## [TEXT PROVIDED]
################
This library preserves the fundamental concepts behind the CoreMIDI framework, while being Rust idiomatic. This means that if you already know CoreMIDI, you will find very easy to start using it.
The documentation for the master branch can be found here: https://chris-zen.github.io/coremidi/coremidi/
Please see the examples for an idea on how it looks like, but if you are eager to see some code, this is how you would send some note:
extern crate coremidi;
use coremidi::{Client, Destinations, PacketBuffer};
use std::time::Duration;
use std::thread;
let client = Client::new("example-client").unwrap();
let output_port = client.output_port("example-port").unwrap();
let destination = Destinations::from_index(0).unwrap();
let note_on = PacketBuffer::new(0, &[0x90, 0x40, 0x7f]);
let note_off = PacketBuffer::new(0, &[0x80, 0x40, 0x7f]);
output_port.send(&destination, ¬e_on).unwrap();
thread::sleep(Duration::from_millis(1000));
output_port.send(&destination, ¬e_off).unwrap();
If you are looking for a portable MIDI library then you can look into:
- midir (which is using this lib)
################
## [PROVIDED DATA]

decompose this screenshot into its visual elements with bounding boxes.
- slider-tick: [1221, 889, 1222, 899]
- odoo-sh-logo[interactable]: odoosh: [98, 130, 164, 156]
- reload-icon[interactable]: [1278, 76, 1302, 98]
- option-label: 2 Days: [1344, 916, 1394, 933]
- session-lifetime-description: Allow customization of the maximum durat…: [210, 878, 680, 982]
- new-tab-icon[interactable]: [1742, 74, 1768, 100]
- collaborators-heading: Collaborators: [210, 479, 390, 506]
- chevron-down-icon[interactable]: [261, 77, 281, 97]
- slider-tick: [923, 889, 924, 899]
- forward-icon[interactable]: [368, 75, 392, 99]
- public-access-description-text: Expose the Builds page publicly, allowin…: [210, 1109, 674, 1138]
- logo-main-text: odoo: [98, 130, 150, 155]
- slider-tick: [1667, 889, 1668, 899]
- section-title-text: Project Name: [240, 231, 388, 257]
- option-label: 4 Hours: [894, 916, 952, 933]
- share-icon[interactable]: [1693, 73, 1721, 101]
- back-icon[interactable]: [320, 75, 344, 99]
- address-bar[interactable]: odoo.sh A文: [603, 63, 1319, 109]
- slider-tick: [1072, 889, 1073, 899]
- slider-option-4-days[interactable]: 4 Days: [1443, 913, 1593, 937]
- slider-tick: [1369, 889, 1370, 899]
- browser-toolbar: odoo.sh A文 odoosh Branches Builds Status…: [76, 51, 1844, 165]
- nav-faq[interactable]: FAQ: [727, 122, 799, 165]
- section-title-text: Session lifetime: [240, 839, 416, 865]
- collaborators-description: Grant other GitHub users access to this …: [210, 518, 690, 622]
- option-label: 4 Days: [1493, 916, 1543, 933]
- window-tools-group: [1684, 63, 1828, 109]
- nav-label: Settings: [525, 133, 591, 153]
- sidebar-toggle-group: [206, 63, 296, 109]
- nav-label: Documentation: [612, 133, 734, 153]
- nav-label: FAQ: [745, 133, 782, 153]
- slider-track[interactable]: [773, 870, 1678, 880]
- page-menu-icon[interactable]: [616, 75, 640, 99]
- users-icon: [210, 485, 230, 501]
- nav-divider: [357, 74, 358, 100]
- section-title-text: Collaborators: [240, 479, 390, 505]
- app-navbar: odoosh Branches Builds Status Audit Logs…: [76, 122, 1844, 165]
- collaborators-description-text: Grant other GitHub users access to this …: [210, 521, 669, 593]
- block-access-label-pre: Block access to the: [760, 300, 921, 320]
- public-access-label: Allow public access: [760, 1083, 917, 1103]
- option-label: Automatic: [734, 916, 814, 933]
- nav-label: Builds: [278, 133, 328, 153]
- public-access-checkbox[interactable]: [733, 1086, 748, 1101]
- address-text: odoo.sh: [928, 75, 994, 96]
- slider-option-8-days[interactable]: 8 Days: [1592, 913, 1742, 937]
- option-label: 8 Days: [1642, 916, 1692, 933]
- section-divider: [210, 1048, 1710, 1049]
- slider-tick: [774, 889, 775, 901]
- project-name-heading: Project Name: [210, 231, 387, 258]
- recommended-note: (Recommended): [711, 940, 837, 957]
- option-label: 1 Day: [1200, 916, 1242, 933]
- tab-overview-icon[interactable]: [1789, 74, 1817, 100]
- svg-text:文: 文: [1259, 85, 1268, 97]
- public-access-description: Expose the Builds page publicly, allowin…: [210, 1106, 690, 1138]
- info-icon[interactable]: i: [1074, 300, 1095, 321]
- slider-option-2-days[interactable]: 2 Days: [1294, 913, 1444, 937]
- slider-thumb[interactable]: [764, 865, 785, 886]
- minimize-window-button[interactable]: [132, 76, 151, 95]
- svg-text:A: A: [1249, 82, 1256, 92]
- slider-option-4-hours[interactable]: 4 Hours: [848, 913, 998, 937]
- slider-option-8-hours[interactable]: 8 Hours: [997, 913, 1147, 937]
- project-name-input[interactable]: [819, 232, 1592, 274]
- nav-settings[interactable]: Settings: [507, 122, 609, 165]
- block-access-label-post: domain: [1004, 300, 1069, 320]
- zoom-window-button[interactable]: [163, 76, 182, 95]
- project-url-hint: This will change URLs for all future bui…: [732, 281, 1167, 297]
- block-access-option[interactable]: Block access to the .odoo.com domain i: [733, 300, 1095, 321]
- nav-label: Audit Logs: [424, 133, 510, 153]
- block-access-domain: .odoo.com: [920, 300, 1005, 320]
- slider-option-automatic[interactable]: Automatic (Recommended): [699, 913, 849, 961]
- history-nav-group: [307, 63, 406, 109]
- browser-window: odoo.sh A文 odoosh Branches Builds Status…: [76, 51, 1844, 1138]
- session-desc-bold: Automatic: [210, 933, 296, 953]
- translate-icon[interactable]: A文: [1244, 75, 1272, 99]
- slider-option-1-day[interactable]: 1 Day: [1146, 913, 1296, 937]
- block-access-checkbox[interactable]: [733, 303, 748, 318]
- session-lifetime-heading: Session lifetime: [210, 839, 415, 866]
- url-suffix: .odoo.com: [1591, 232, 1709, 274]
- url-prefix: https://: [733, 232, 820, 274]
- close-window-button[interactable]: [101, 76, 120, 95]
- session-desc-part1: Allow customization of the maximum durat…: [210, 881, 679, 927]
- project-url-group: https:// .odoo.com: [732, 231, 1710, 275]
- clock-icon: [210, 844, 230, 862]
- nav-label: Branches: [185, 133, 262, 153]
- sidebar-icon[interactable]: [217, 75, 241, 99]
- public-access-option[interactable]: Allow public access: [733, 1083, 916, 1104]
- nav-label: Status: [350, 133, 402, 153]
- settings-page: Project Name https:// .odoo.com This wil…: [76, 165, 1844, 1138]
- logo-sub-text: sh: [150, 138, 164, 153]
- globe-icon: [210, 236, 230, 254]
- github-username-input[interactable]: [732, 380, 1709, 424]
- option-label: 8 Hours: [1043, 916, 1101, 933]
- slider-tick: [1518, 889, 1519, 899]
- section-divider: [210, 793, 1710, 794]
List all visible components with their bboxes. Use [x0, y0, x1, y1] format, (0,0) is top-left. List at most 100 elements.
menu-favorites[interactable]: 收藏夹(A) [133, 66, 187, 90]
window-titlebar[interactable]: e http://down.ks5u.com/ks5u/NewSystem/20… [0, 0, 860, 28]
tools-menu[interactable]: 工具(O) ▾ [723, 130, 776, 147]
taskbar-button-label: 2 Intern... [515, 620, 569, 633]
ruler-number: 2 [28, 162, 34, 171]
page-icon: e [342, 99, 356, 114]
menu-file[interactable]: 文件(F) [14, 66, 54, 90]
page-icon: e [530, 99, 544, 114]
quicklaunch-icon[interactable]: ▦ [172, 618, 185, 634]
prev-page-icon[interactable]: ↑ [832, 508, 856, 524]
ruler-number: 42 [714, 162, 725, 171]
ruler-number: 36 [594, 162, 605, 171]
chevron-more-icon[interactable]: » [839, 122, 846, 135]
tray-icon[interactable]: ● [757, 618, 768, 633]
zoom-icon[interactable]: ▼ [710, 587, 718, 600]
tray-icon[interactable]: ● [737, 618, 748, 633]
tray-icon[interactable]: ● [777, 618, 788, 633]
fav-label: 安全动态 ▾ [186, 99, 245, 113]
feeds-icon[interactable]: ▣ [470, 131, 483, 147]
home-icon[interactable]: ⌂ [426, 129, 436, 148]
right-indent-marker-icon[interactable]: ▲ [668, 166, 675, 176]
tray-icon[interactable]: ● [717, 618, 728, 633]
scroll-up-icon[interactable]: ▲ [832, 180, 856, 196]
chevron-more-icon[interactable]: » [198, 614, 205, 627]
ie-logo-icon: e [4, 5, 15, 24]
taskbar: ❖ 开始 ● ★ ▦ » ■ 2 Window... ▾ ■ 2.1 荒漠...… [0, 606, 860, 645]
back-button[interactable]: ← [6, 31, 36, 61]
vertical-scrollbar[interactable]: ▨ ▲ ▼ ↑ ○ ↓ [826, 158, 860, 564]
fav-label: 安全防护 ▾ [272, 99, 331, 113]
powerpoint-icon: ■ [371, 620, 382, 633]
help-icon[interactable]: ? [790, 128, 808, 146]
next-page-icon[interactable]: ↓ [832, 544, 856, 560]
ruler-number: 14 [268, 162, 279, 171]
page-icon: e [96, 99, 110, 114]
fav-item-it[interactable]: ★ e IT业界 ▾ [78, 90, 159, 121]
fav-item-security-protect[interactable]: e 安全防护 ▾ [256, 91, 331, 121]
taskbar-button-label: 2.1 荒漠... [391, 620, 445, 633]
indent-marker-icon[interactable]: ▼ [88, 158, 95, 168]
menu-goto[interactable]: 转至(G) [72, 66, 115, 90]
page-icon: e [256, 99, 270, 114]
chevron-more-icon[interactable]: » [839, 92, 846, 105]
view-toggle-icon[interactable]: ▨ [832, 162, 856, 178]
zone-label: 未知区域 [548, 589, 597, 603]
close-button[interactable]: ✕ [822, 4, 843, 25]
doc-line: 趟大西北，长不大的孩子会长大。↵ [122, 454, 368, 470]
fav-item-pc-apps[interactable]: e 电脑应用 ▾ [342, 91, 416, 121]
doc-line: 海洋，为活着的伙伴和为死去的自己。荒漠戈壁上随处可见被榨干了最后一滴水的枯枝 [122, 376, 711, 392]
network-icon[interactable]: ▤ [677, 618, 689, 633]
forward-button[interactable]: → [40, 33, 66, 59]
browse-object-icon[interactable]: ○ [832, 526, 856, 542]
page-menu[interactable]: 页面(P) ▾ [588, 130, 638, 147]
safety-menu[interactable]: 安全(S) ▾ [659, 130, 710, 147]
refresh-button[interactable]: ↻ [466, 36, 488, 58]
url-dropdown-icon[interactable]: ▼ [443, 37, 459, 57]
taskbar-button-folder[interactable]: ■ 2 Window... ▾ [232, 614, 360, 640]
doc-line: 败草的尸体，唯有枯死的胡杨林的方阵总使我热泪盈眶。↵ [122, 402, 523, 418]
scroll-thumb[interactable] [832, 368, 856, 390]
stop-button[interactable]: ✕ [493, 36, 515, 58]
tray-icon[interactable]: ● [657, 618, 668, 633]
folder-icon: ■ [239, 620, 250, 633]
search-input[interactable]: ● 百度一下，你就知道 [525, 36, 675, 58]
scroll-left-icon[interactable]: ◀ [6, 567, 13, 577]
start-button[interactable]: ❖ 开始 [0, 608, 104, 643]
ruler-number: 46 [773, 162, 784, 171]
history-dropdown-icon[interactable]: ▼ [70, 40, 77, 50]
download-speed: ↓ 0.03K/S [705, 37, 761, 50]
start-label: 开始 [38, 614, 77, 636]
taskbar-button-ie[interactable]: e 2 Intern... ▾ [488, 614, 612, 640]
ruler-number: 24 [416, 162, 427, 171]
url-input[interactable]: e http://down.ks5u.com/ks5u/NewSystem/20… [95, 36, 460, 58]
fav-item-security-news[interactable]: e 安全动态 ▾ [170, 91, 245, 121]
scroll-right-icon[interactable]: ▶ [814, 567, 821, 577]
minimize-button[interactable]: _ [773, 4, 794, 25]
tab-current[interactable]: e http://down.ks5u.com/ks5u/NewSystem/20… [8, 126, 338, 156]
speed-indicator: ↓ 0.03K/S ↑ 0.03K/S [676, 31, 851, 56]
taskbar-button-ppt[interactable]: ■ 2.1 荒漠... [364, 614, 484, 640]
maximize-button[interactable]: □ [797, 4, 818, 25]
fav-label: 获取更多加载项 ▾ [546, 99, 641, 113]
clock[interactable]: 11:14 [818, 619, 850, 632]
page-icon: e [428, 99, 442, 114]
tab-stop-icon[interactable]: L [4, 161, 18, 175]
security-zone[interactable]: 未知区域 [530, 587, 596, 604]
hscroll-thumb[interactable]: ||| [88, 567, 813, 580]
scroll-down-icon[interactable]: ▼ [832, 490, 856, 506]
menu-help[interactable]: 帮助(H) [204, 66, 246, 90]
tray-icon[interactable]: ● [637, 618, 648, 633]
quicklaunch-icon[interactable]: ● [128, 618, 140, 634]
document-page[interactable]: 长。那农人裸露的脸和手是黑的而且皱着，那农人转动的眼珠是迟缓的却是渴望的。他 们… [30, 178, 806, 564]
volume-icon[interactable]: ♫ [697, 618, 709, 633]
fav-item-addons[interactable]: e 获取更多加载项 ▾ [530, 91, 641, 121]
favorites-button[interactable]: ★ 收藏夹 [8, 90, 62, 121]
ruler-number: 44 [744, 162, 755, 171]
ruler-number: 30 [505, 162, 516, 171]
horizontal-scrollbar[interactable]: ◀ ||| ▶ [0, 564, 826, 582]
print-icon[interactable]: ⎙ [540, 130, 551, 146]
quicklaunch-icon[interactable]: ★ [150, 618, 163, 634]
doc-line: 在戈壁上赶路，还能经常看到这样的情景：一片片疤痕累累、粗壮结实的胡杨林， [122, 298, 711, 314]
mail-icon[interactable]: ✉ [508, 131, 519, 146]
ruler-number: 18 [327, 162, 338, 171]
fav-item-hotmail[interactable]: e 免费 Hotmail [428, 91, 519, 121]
################
## [ACTIVITY 1]
In the text on the coremidi library, which variable names does the code sample define with `let`?
## [ACTIVITY 2]
According to the text on the coremidi library, which portable MIDI library uses this lib?
## [ACTIVITY 3]
Transcribe the part of the text on the coremidi library starting with "This library preserves" and going on through "start using it.".

## [ANSWER SPACE 1]
client, output_port, destination, note_on, note_off

## [ANSWER SPACE 2]
midir

## [ANSWER SPACE 3]
This library preserves the fundamental concepts behind the CoreMIDI framework, while being Rust idiomatic. This means that if you already know CoreMIDI, you will find very easy to start using it.